• **Directions for this task**
Return the listing below unchanged, minus its pictures.

Saved entries
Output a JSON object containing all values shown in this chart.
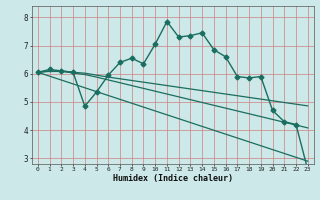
{
  "xlabel": "Humidex (Indice chaleur)",
  "bg_color": "#cce8e8",
  "grid_color": "#d08080",
  "line_color": "#1a6e60",
  "xlim": [
    -0.5,
    23.5
  ],
  "ylim": [
    2.8,
    8.4
  ],
  "xticks": [
    0,
    1,
    2,
    3,
    4,
    5,
    6,
    7,
    8,
    9,
    10,
    11,
    12,
    13,
    14,
    15,
    16,
    17,
    18,
    19,
    20,
    21,
    22,
    23
  ],
  "yticks": [
    3,
    4,
    5,
    6,
    7,
    8
  ],
  "series": [
    {
      "x": [
        0,
        1,
        2,
        3,
        4,
        5,
        6,
        7,
        8,
        9,
        10,
        11,
        12,
        13,
        14,
        15,
        16,
        17,
        18,
        19,
        20,
        21,
        22,
        23
      ],
      "y": [
        6.05,
        6.15,
        6.1,
        6.05,
        4.85,
        5.35,
        5.95,
        6.4,
        6.55,
        6.35,
        7.05,
        7.85,
        7.3,
        7.35,
        7.45,
        6.85,
        6.6,
        5.9,
        5.85,
        5.9,
        4.7,
        4.3,
        4.2,
        2.6
      ],
      "marker": "D",
      "ms": 2.5,
      "lw": 1.0
    },
    {
      "x": [
        0,
        1,
        2,
        3,
        4,
        5,
        6,
        7,
        8,
        9,
        10,
        11,
        12,
        13,
        14,
        15,
        16,
        17,
        18,
        19,
        20,
        21,
        22,
        23
      ],
      "y": [
        6.05,
        6.1,
        6.1,
        6.05,
        6.02,
        5.95,
        5.88,
        5.82,
        5.76,
        5.7,
        5.64,
        5.58,
        5.52,
        5.46,
        5.4,
        5.34,
        5.28,
        5.22,
        5.16,
        5.1,
        5.04,
        4.98,
        4.92,
        4.86
      ],
      "marker": null,
      "ms": 0,
      "lw": 0.9
    },
    {
      "x": [
        0,
        1,
        2,
        3,
        4,
        5,
        6,
        7,
        8,
        9,
        10,
        11,
        12,
        13,
        14,
        15,
        16,
        17,
        18,
        19,
        20,
        21,
        22,
        23
      ],
      "y": [
        6.05,
        6.08,
        6.08,
        6.03,
        5.97,
        5.88,
        5.78,
        5.68,
        5.58,
        5.48,
        5.38,
        5.28,
        5.18,
        5.08,
        4.98,
        4.88,
        4.78,
        4.68,
        4.58,
        4.48,
        4.38,
        4.28,
        4.18,
        4.08
      ],
      "marker": null,
      "ms": 0,
      "lw": 0.9
    },
    {
      "x": [
        0,
        23
      ],
      "y": [
        6.05,
        2.9
      ],
      "marker": null,
      "ms": 0,
      "lw": 0.9
    }
  ]
}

• **Worked solution**
Output a JSON object containing all values shown in this chart.
{
  "xlabel": "Humidex (Indice chaleur)",
  "bg_color": "#cce8e8",
  "grid_color": "#d08080",
  "line_color": "#1a6e60",
  "xlim": [
    -0.5,
    23.5
  ],
  "ylim": [
    2.8,
    8.4
  ],
  "xticks": [
    0,
    1,
    2,
    3,
    4,
    5,
    6,
    7,
    8,
    9,
    10,
    11,
    12,
    13,
    14,
    15,
    16,
    17,
    18,
    19,
    20,
    21,
    22,
    23
  ],
  "yticks": [
    3,
    4,
    5,
    6,
    7,
    8
  ],
  "series": [
    {
      "x": [
        0,
        1,
        2,
        3,
        4,
        5,
        6,
        7,
        8,
        9,
        10,
        11,
        12,
        13,
        14,
        15,
        16,
        17,
        18,
        19,
        20,
        21,
        22,
        23
      ],
      "y": [
        6.05,
        6.15,
        6.1,
        6.05,
        4.85,
        5.35,
        5.95,
        6.4,
        6.55,
        6.35,
        7.05,
        7.85,
        7.3,
        7.35,
        7.45,
        6.85,
        6.6,
        5.9,
        5.85,
        5.9,
        4.7,
        4.3,
        4.2,
        2.6
      ],
      "marker": "D",
      "ms": 2.5,
      "lw": 1.0
    },
    {
      "x": [
        0,
        1,
        2,
        3,
        4,
        5,
        6,
        7,
        8,
        9,
        10,
        11,
        12,
        13,
        14,
        15,
        16,
        17,
        18,
        19,
        20,
        21,
        22,
        23
      ],
      "y": [
        6.05,
        6.1,
        6.1,
        6.05,
        6.02,
        5.95,
        5.88,
        5.82,
        5.76,
        5.7,
        5.64,
        5.58,
        5.52,
        5.46,
        5.4,
        5.34,
        5.28,
        5.22,
        5.16,
        5.1,
        5.04,
        4.98,
        4.92,
        4.86
      ],
      "marker": null,
      "ms": 0,
      "lw": 0.9
    },
    {
      "x": [
        0,
        1,
        2,
        3,
        4,
        5,
        6,
        7,
        8,
        9,
        10,
        11,
        12,
        13,
        14,
        15,
        16,
        17,
        18,
        19,
        20,
        21,
        22,
        23
      ],
      "y": [
        6.05,
        6.08,
        6.08,
        6.03,
        5.97,
        5.88,
        5.78,
        5.68,
        5.58,
        5.48,
        5.38,
        5.28,
        5.18,
        5.08,
        4.98,
        4.88,
        4.78,
        4.68,
        4.58,
        4.48,
        4.38,
        4.28,
        4.18,
        4.08
      ],
      "marker": null,
      "ms": 0,
      "lw": 0.9
    },
    {
      "x": [
        0,
        23
      ],
      "y": [
        6.05,
        2.9
      ],
      "marker": null,
      "ms": 0,
      "lw": 0.9
    }
  ]
}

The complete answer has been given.